BRIEF:
Repeat every record below exactly, but leave out any pictures.
— START INFORMATION SUPPLIED —
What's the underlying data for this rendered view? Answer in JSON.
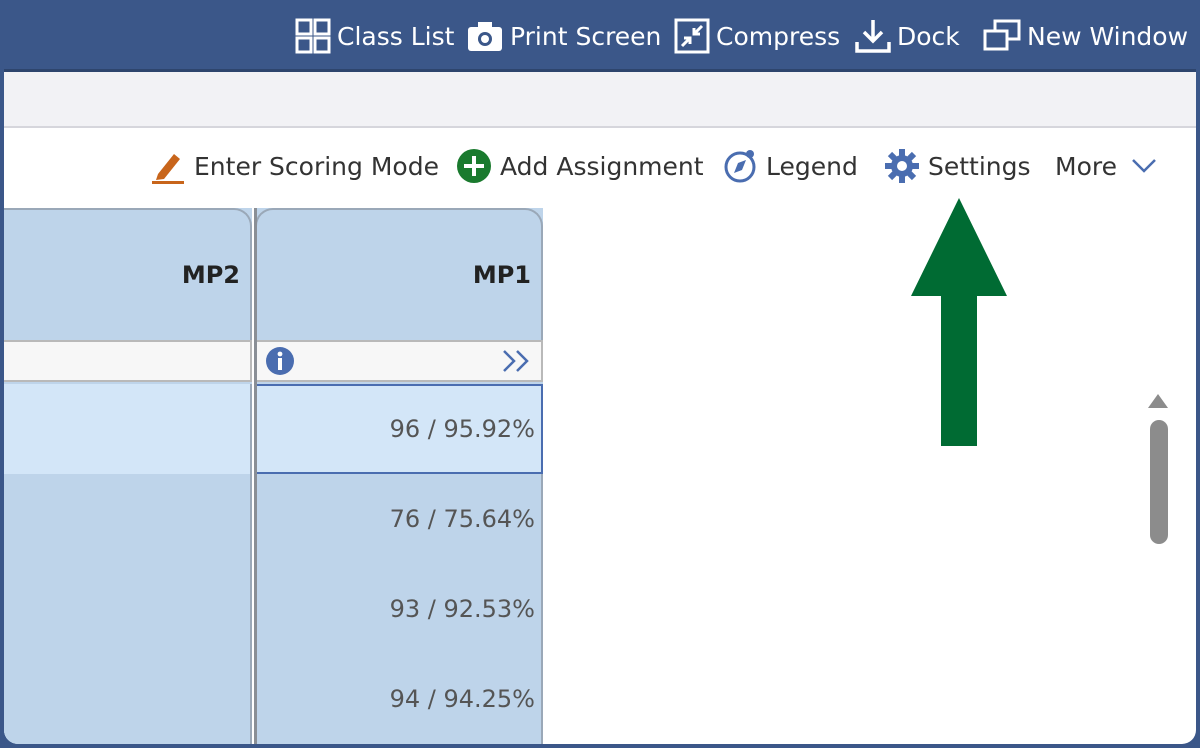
{
  "topbar": {
    "items": [
      {
        "label": "Class List",
        "icon": "grid-icon"
      },
      {
        "label": "Print Screen",
        "icon": "camera-icon"
      },
      {
        "label": "Compress",
        "icon": "compress-icon"
      },
      {
        "label": "Dock",
        "icon": "download-icon"
      },
      {
        "label": "New Window",
        "icon": "new-window-icon"
      }
    ]
  },
  "toolbar": {
    "items": [
      {
        "label": "Enter Scoring Mode",
        "icon": "pencil-icon"
      },
      {
        "label": "Add Assignment",
        "icon": "plus-circle-icon"
      },
      {
        "label": "Legend",
        "icon": "compass-icon"
      },
      {
        "label": "Settings",
        "icon": "gear-icon"
      },
      {
        "label": "More",
        "icon": "chevron-down-icon"
      }
    ]
  },
  "grid": {
    "columns": [
      {
        "header": "MP2",
        "values": [
          "",
          "",
          "",
          ""
        ]
      },
      {
        "header": "MP1",
        "values": [
          "96 / 95.92%",
          "76 / 75.64%",
          "93 / 92.53%",
          "94 / 94.25%"
        ]
      }
    ]
  },
  "colors": {
    "topbar": "#3b5789",
    "cell_selected": "#d3e6f8",
    "cell": "#bed4ea",
    "annotation_arrow": "#006b33",
    "add_icon": "#1a7a2e",
    "pencil_icon": "#c8651b",
    "blue_icon": "#4a6db0"
  }
}
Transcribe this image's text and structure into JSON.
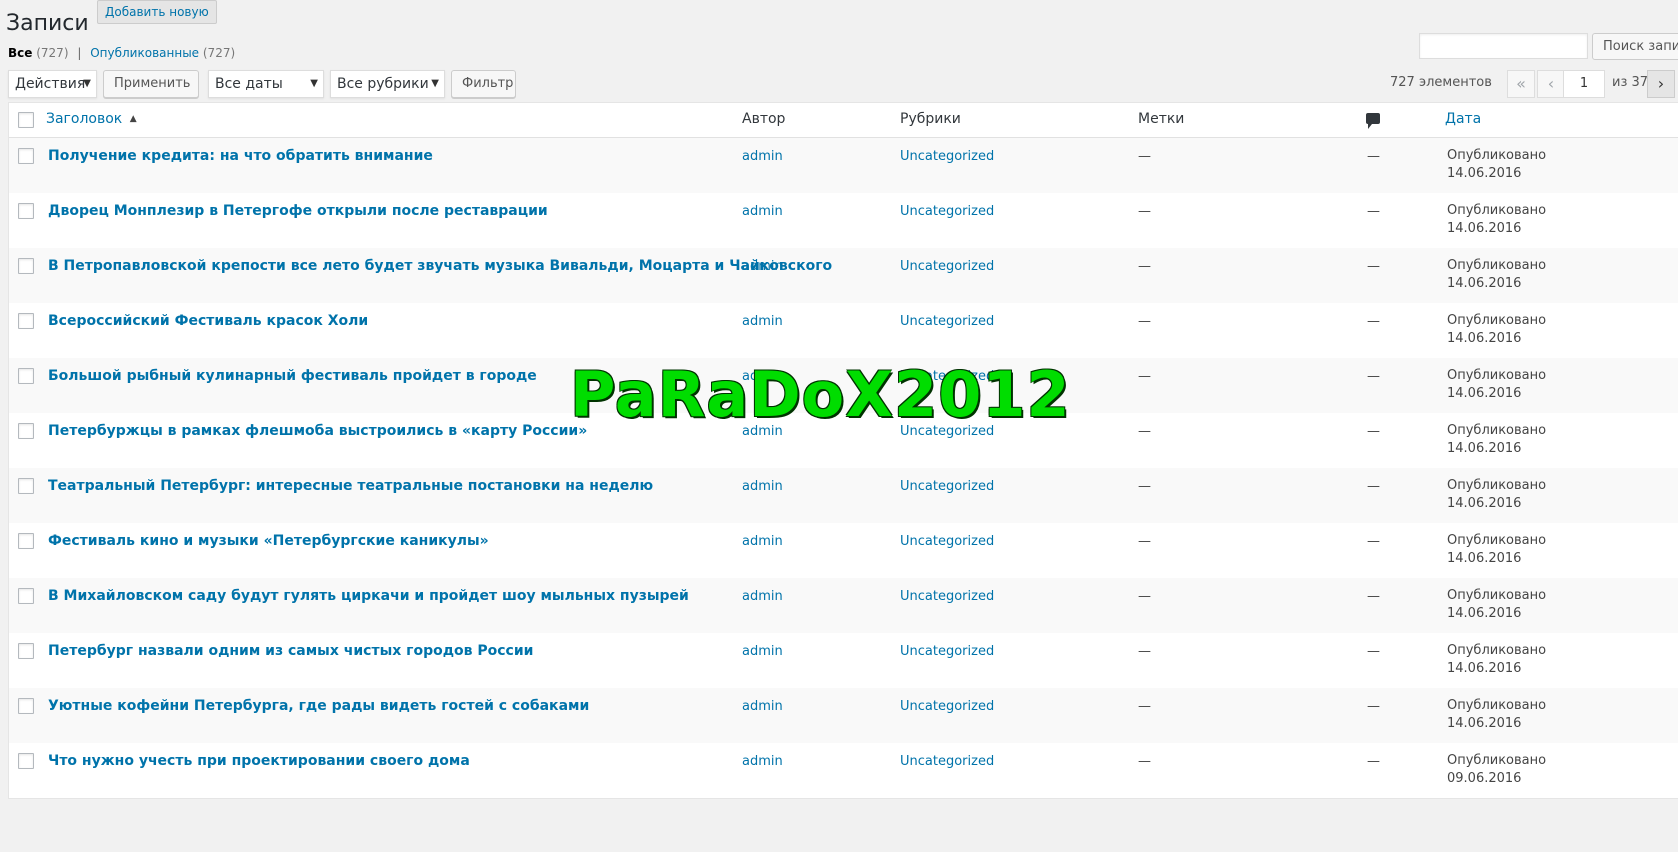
{
  "header": {
    "title": "Записи",
    "add_new": "Добавить новую"
  },
  "views": {
    "all_label": "Все",
    "all_count": "(727)",
    "separator": "|",
    "published_label": "Опубликованные",
    "published_count": "(727)"
  },
  "search": {
    "value": "",
    "button": "Поиск записей"
  },
  "toolbar": {
    "bulk_actions": "Действия",
    "apply": "Применить",
    "dates": "Все даты",
    "categories": "Все рубрики",
    "filter": "Фильтр"
  },
  "pagination": {
    "items": "727 элементов",
    "first": "«",
    "prev": "‹",
    "current": "1",
    "total": "из 37",
    "next": "›"
  },
  "columns": {
    "title": "Заголовок",
    "sort_arrow": "▲",
    "author": "Автор",
    "categories": "Рубрики",
    "tags": "Метки",
    "comments_icon": "comment-bubble-icon",
    "date": "Дата"
  },
  "posts": [
    {
      "title": "Получение кредита: на что обратить внимание",
      "author": "admin",
      "category": "Uncategorized",
      "tags": "—",
      "comments": "—",
      "status": "Опубликовано",
      "date": "14.06.2016"
    },
    {
      "title": "Дворец Монплезир в Петергофе открыли после реставрации",
      "author": "admin",
      "category": "Uncategorized",
      "tags": "—",
      "comments": "—",
      "status": "Опубликовано",
      "date": "14.06.2016"
    },
    {
      "title": "В Петропавловской крепости все лето будет звучать музыка Вивальди, Моцарта и Чайковского",
      "author": "admin",
      "category": "Uncategorized",
      "tags": "—",
      "comments": "—",
      "status": "Опубликовано",
      "date": "14.06.2016"
    },
    {
      "title": "Всероссийский Фестиваль красок Холи",
      "author": "admin",
      "category": "Uncategorized",
      "tags": "—",
      "comments": "—",
      "status": "Опубликовано",
      "date": "14.06.2016"
    },
    {
      "title": "Большой рыбный кулинарный фестиваль пройдет в городе",
      "author": "admin",
      "category": "Uncategorized",
      "tags": "—",
      "comments": "—",
      "status": "Опубликовано",
      "date": "14.06.2016"
    },
    {
      "title": "Петербуржцы в рамках флешмоба выстроились в «карту России»",
      "author": "admin",
      "category": "Uncategorized",
      "tags": "—",
      "comments": "—",
      "status": "Опубликовано",
      "date": "14.06.2016"
    },
    {
      "title": "Театральный Петербург: интересные театральные постановки на неделю",
      "author": "admin",
      "category": "Uncategorized",
      "tags": "—",
      "comments": "—",
      "status": "Опубликовано",
      "date": "14.06.2016"
    },
    {
      "title": "Фестиваль кино и музыки «Петербургские каникулы»",
      "author": "admin",
      "category": "Uncategorized",
      "tags": "—",
      "comments": "—",
      "status": "Опубликовано",
      "date": "14.06.2016"
    },
    {
      "title": "В Михайловском саду будут гулять циркачи и пройдет шоу мыльных пузырей",
      "author": "admin",
      "category": "Uncategorized",
      "tags": "—",
      "comments": "—",
      "status": "Опубликовано",
      "date": "14.06.2016"
    },
    {
      "title": "Петербург назвали одним из самых чистых городов России",
      "author": "admin",
      "category": "Uncategorized",
      "tags": "—",
      "comments": "—",
      "status": "Опубликовано",
      "date": "14.06.2016"
    },
    {
      "title": "Уютные кофейни Петербурга, где рады видеть гостей с собаками",
      "author": "admin",
      "category": "Uncategorized",
      "tags": "—",
      "comments": "—",
      "status": "Опубликовано",
      "date": "14.06.2016"
    },
    {
      "title": "Что нужно учесть при проектировании своего дома",
      "author": "admin",
      "category": "Uncategorized",
      "tags": "—",
      "comments": "—",
      "status": "Опубликовано",
      "date": "09.06.2016"
    }
  ],
  "watermark": "PaRaDoX2012",
  "colors": {
    "link": "#0073aa",
    "watermark": "#00dd00",
    "background": "#f1f1f1"
  }
}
— END INFORMATION SUPPLIED —
THE COMPLETED TASK:
What's the underlying data for this rendered view? Answer in JSON.
{
  "topbar": {
    "items": [
      {
        "label": "Class List",
        "icon": "grid-icon"
      },
      {
        "label": "Print Screen",
        "icon": "camera-icon"
      },
      {
        "label": "Compress",
        "icon": "compress-icon"
      },
      {
        "label": "Dock",
        "icon": "download-icon"
      },
      {
        "label": "New Window",
        "icon": "new-window-icon"
      }
    ]
  },
  "toolbar": {
    "items": [
      {
        "label": "Enter Scoring Mode",
        "icon": "pencil-icon"
      },
      {
        "label": "Add Assignment",
        "icon": "plus-circle-icon"
      },
      {
        "label": "Legend",
        "icon": "compass-icon"
      },
      {
        "label": "Settings",
        "icon": "gear-icon"
      },
      {
        "label": "More",
        "icon": "chevron-down-icon"
      }
    ]
  },
  "grid": {
    "columns": [
      {
        "header": "MP2",
        "values": [
          "",
          "",
          "",
          ""
        ]
      },
      {
        "header": "MP1",
        "values": [
          "96 / 95.92%",
          "76 / 75.64%",
          "93 / 92.53%",
          "94 / 94.25%"
        ]
      }
    ]
  },
  "colors": {
    "topbar": "#3b5789",
    "cell_selected": "#d3e6f8",
    "cell": "#bed4ea",
    "annotation_arrow": "#006b33",
    "add_icon": "#1a7a2e",
    "pencil_icon": "#c8651b",
    "blue_icon": "#4a6db0"
  }
}
Transcribe this image's text and structure into JSON.
{
  "header": {
    "title": "Записи",
    "add_new": "Добавить новую"
  },
  "views": {
    "all_label": "Все",
    "all_count": "(727)",
    "separator": "|",
    "published_label": "Опубликованные",
    "published_count": "(727)"
  },
  "search": {
    "value": "",
    "button": "Поиск записей"
  },
  "toolbar": {
    "bulk_actions": "Действия",
    "apply": "Применить",
    "dates": "Все даты",
    "categories": "Все рубрики",
    "filter": "Фильтр"
  },
  "pagination": {
    "items": "727 элементов",
    "first": "«",
    "prev": "‹",
    "current": "1",
    "total": "из 37",
    "next": "›"
  },
  "columns": {
    "title": "Заголовок",
    "sort_arrow": "▲",
    "author": "Автор",
    "categories": "Рубрики",
    "tags": "Метки",
    "comments_icon": "comment-bubble-icon",
    "date": "Дата"
  },
  "posts": [
    {
      "title": "Получение кредита: на что обратить внимание",
      "author": "admin",
      "category": "Uncategorized",
      "tags": "—",
      "comments": "—",
      "status": "Опубликовано",
      "date": "14.06.2016"
    },
    {
      "title": "Дворец Монплезир в Петергофе открыли после реставрации",
      "author": "admin",
      "category": "Uncategorized",
      "tags": "—",
      "comments": "—",
      "status": "Опубликовано",
      "date": "14.06.2016"
    },
    {
      "title": "В Петропавловской крепости все лето будет звучать музыка Вивальди, Моцарта и Чайковского",
      "author": "admin",
      "category": "Uncategorized",
      "tags": "—",
      "comments": "—",
      "status": "Опубликовано",
      "date": "14.06.2016"
    },
    {
      "title": "Всероссийский Фестиваль красок Холи",
      "author": "admin",
      "category": "Uncategorized",
      "tags": "—",
      "comments": "—",
      "status": "Опубликовано",
      "date": "14.06.2016"
    },
    {
      "title": "Большой рыбный кулинарный фестиваль пройдет в городе",
      "author": "admin",
      "category": "Uncategorized",
      "tags": "—",
      "comments": "—",
      "status": "Опубликовано",
      "date": "14.06.2016"
    },
    {
      "title": "Петербуржцы в рамках флешмоба выстроились в «карту России»",
      "author": "admin",
      "category": "Uncategorized",
      "tags": "—",
      "comments": "—",
      "status": "Опубликовано",
      "date": "14.06.2016"
    },
    {
      "title": "Театральный Петербург: интересные театральные постановки на неделю",
      "author": "admin",
      "category": "Uncategorized",
      "tags": "—",
      "comments": "—",
      "status": "Опубликовано",
      "date": "14.06.2016"
    },
    {
      "title": "Фестиваль кино и музыки «Петербургские каникулы»",
      "author": "admin",
      "category": "Uncategorized",
      "tags": "—",
      "comments": "—",
      "status": "Опубликовано",
      "date": "14.06.2016"
    },
    {
      "title": "В Михайловском саду будут гулять циркачи и пройдет шоу мыльных пузырей",
      "author": "admin",
      "category": "Uncategorized",
      "tags": "—",
      "comments": "—",
      "status": "Опубликовано",
      "date": "14.06.2016"
    },
    {
      "title": "Петербург назвали одним из самых чистых городов России",
      "author": "admin",
      "category": "Uncategorized",
      "tags": "—",
      "comments": "—",
      "status": "Опубликовано",
      "date": "14.06.2016"
    },
    {
      "title": "Уютные кофейни Петербурга, где рады видеть гостей с собаками",
      "author": "admin",
      "category": "Uncategorized",
      "tags": "—",
      "comments": "—",
      "status": "Опубликовано",
      "date": "14.06.2016"
    },
    {
      "title": "Что нужно учесть при проектировании своего дома",
      "author": "admin",
      "category": "Uncategorized",
      "tags": "—",
      "comments": "—",
      "status": "Опубликовано",
      "date": "09.06.2016"
    }
  ],
  "watermark": "PaRaDoX2012",
  "colors": {
    "link": "#0073aa",
    "watermark": "#00dd00",
    "background": "#f1f1f1"
  }
}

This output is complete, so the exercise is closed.